[Figure dataset records]
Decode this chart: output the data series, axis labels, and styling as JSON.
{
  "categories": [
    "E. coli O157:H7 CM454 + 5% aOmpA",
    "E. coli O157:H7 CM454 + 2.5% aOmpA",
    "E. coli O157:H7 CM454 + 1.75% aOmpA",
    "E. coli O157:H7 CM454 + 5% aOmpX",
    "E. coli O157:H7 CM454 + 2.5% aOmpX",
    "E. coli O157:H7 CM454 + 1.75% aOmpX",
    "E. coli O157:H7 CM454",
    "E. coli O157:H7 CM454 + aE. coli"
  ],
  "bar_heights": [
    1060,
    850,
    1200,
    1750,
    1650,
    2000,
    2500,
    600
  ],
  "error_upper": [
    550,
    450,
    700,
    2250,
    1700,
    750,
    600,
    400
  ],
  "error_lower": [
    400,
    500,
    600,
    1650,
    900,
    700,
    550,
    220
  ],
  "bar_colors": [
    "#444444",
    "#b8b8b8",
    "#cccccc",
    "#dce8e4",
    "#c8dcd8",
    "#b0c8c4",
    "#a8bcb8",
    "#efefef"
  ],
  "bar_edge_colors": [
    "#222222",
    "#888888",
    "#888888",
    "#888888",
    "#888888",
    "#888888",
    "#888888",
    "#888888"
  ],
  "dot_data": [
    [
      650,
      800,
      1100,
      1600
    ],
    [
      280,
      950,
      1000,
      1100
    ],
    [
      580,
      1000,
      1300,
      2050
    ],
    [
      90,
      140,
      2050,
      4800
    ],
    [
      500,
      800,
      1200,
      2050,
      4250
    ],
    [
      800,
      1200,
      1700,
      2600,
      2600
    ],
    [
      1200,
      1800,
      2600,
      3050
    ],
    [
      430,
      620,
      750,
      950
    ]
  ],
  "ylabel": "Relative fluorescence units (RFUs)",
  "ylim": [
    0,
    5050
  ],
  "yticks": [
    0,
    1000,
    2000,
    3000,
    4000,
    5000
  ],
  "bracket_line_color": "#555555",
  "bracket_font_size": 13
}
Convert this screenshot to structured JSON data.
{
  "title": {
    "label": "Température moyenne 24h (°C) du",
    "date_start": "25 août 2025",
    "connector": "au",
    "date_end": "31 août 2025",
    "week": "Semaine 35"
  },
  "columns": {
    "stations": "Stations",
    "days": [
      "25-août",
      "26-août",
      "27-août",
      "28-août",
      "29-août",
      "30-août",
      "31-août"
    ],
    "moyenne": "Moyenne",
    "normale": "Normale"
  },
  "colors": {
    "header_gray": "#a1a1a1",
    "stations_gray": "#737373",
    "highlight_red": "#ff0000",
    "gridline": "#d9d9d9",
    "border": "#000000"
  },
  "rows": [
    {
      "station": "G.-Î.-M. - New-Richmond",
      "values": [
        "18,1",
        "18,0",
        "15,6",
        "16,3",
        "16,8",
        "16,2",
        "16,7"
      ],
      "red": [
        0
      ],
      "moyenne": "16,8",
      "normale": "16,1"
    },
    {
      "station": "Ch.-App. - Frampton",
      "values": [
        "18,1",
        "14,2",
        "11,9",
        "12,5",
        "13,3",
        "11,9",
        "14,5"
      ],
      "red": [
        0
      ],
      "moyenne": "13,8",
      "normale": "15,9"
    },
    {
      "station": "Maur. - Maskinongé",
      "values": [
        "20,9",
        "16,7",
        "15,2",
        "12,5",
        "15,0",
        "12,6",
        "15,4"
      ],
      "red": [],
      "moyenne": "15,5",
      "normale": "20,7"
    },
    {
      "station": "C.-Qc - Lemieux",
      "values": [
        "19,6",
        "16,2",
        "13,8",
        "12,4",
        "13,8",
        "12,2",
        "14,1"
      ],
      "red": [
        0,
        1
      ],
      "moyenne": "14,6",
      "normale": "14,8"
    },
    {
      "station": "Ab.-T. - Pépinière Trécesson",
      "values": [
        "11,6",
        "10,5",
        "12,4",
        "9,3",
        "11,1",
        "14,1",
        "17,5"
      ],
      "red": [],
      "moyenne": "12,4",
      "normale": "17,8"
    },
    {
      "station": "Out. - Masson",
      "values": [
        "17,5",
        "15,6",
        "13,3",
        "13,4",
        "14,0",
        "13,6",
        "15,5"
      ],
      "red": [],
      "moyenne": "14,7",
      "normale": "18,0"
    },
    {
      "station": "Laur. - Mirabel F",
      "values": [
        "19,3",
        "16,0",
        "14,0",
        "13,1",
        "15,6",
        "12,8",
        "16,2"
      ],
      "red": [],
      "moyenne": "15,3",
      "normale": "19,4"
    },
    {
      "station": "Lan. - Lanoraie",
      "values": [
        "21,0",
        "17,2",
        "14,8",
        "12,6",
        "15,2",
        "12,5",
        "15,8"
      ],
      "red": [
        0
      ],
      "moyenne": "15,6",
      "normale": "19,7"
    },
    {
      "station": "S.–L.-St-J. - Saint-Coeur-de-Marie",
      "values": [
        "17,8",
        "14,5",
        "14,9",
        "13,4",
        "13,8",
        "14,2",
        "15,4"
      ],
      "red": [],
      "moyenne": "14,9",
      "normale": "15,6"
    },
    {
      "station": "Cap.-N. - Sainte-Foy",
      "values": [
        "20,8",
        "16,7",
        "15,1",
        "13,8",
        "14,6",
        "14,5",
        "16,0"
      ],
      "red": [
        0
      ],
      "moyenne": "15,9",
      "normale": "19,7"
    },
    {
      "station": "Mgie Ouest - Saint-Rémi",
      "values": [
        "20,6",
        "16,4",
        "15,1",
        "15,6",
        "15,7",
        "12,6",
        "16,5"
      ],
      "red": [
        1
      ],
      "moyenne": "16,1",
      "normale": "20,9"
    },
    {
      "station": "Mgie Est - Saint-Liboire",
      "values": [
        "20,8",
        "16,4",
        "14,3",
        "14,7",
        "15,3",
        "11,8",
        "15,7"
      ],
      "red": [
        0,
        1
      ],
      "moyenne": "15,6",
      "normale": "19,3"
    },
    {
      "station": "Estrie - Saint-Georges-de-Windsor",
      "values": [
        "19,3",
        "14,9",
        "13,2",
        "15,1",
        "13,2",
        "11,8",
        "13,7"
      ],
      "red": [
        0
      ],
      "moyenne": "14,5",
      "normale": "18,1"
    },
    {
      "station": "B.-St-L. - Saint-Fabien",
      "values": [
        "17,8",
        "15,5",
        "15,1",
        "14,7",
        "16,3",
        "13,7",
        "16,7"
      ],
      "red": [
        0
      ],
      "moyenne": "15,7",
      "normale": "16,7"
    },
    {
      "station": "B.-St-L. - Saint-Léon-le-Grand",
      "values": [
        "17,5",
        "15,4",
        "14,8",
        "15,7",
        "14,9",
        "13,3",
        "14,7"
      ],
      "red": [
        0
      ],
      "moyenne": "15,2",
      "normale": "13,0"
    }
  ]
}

TASK REQUIREMENTS ▸ Quote the data in full, keeping each word unchanged.

RESPONSE TO THE TASK ▸
Decode this chart: output the data series, axis labels, and styling as JSON.
{
  "categories": [
    "E. coli O157:H7 CM454 + 5% aOmpA",
    "E. coli O157:H7 CM454 + 2.5% aOmpA",
    "E. coli O157:H7 CM454 + 1.75% aOmpA",
    "E. coli O157:H7 CM454 + 5% aOmpX",
    "E. coli O157:H7 CM454 + 2.5% aOmpX",
    "E. coli O157:H7 CM454 + 1.75% aOmpX",
    "E. coli O157:H7 CM454",
    "E. coli O157:H7 CM454 + aE. coli"
  ],
  "bar_heights": [
    1060,
    850,
    1200,
    1750,
    1650,
    2000,
    2500,
    600
  ],
  "error_upper": [
    550,
    450,
    700,
    2250,
    1700,
    750,
    600,
    400
  ],
  "error_lower": [
    400,
    500,
    600,
    1650,
    900,
    700,
    550,
    220
  ],
  "bar_colors": [
    "#444444",
    "#b8b8b8",
    "#cccccc",
    "#dce8e4",
    "#c8dcd8",
    "#b0c8c4",
    "#a8bcb8",
    "#efefef"
  ],
  "bar_edge_colors": [
    "#222222",
    "#888888",
    "#888888",
    "#888888",
    "#888888",
    "#888888",
    "#888888",
    "#888888"
  ],
  "dot_data": [
    [
      650,
      800,
      1100,
      1600
    ],
    [
      280,
      950,
      1000,
      1100
    ],
    [
      580,
      1000,
      1300,
      2050
    ],
    [
      90,
      140,
      2050,
      4800
    ],
    [
      500,
      800,
      1200,
      2050,
      4250
    ],
    [
      800,
      1200,
      1700,
      2600,
      2600
    ],
    [
      1200,
      1800,
      2600,
      3050
    ],
    [
      430,
      620,
      750,
      950
    ]
  ],
  "ylabel": "Relative fluorescence units (RFUs)",
  "ylim": [
    0,
    5050
  ],
  "yticks": [
    0,
    1000,
    2000,
    3000,
    4000,
    5000
  ],
  "bracket_line_color": "#555555",
  "bracket_font_size": 13
}
Convert this screenshot to structured JSON data.
{
  "title": {
    "label": "Température moyenne 24h (°C) du",
    "date_start": "25 août 2025",
    "connector": "au",
    "date_end": "31 août 2025",
    "week": "Semaine 35"
  },
  "columns": {
    "stations": "Stations",
    "days": [
      "25-août",
      "26-août",
      "27-août",
      "28-août",
      "29-août",
      "30-août",
      "31-août"
    ],
    "moyenne": "Moyenne",
    "normale": "Normale"
  },
  "colors": {
    "header_gray": "#a1a1a1",
    "stations_gray": "#737373",
    "highlight_red": "#ff0000",
    "gridline": "#d9d9d9",
    "border": "#000000"
  },
  "rows": [
    {
      "station": "G.-Î.-M. - New-Richmond",
      "values": [
        "18,1",
        "18,0",
        "15,6",
        "16,3",
        "16,8",
        "16,2",
        "16,7"
      ],
      "red": [
        0
      ],
      "moyenne": "16,8",
      "normale": "16,1"
    },
    {
      "station": "Ch.-App. - Frampton",
      "values": [
        "18,1",
        "14,2",
        "11,9",
        "12,5",
        "13,3",
        "11,9",
        "14,5"
      ],
      "red": [
        0
      ],
      "moyenne": "13,8",
      "normale": "15,9"
    },
    {
      "station": "Maur. - Maskinongé",
      "values": [
        "20,9",
        "16,7",
        "15,2",
        "12,5",
        "15,0",
        "12,6",
        "15,4"
      ],
      "red": [],
      "moyenne": "15,5",
      "normale": "20,7"
    },
    {
      "station": "C.-Qc - Lemieux",
      "values": [
        "19,6",
        "16,2",
        "13,8",
        "12,4",
        "13,8",
        "12,2",
        "14,1"
      ],
      "red": [
        0,
        1
      ],
      "moyenne": "14,6",
      "normale": "14,8"
    },
    {
      "station": "Ab.-T. - Pépinière Trécesson",
      "values": [
        "11,6",
        "10,5",
        "12,4",
        "9,3",
        "11,1",
        "14,1",
        "17,5"
      ],
      "red": [],
      "moyenne": "12,4",
      "normale": "17,8"
    },
    {
      "station": "Out. - Masson",
      "values": [
        "17,5",
        "15,6",
        "13,3",
        "13,4",
        "14,0",
        "13,6",
        "15,5"
      ],
      "red": [],
      "moyenne": "14,7",
      "normale": "18,0"
    },
    {
      "station": "Laur. - Mirabel F",
      "values": [
        "19,3",
        "16,0",
        "14,0",
        "13,1",
        "15,6",
        "12,8",
        "16,2"
      ],
      "red": [],
      "moyenne": "15,3",
      "normale": "19,4"
    },
    {
      "station": "Lan. - Lanoraie",
      "values": [
        "21,0",
        "17,2",
        "14,8",
        "12,6",
        "15,2",
        "12,5",
        "15,8"
      ],
      "red": [
        0
      ],
      "moyenne": "15,6",
      "normale": "19,7"
    },
    {
      "station": "S.–L.-St-J. - Saint-Coeur-de-Marie",
      "values": [
        "17,8",
        "14,5",
        "14,9",
        "13,4",
        "13,8",
        "14,2",
        "15,4"
      ],
      "red": [],
      "moyenne": "14,9",
      "normale": "15,6"
    },
    {
      "station": "Cap.-N. - Sainte-Foy",
      "values": [
        "20,8",
        "16,7",
        "15,1",
        "13,8",
        "14,6",
        "14,5",
        "16,0"
      ],
      "red": [
        0
      ],
      "moyenne": "15,9",
      "normale": "19,7"
    },
    {
      "station": "Mgie Ouest - Saint-Rémi",
      "values": [
        "20,6",
        "16,4",
        "15,1",
        "15,6",
        "15,7",
        "12,6",
        "16,5"
      ],
      "red": [
        1
      ],
      "moyenne": "16,1",
      "normale": "20,9"
    },
    {
      "station": "Mgie Est - Saint-Liboire",
      "values": [
        "20,8",
        "16,4",
        "14,3",
        "14,7",
        "15,3",
        "11,8",
        "15,7"
      ],
      "red": [
        0,
        1
      ],
      "moyenne": "15,6",
      "normale": "19,3"
    },
    {
      "station": "Estrie - Saint-Georges-de-Windsor",
      "values": [
        "19,3",
        "14,9",
        "13,2",
        "15,1",
        "13,2",
        "11,8",
        "13,7"
      ],
      "red": [
        0
      ],
      "moyenne": "14,5",
      "normale": "18,1"
    },
    {
      "station": "B.-St-L. - Saint-Fabien",
      "values": [
        "17,8",
        "15,5",
        "15,1",
        "14,7",
        "16,3",
        "13,7",
        "16,7"
      ],
      "red": [
        0
      ],
      "moyenne": "15,7",
      "normale": "16,7"
    },
    {
      "station": "B.-St-L. - Saint-Léon-le-Grand",
      "values": [
        "17,5",
        "15,4",
        "14,8",
        "15,7",
        "14,9",
        "13,3",
        "14,7"
      ],
      "red": [
        0
      ],
      "moyenne": "15,2",
      "normale": "13,0"
    }
  ]
}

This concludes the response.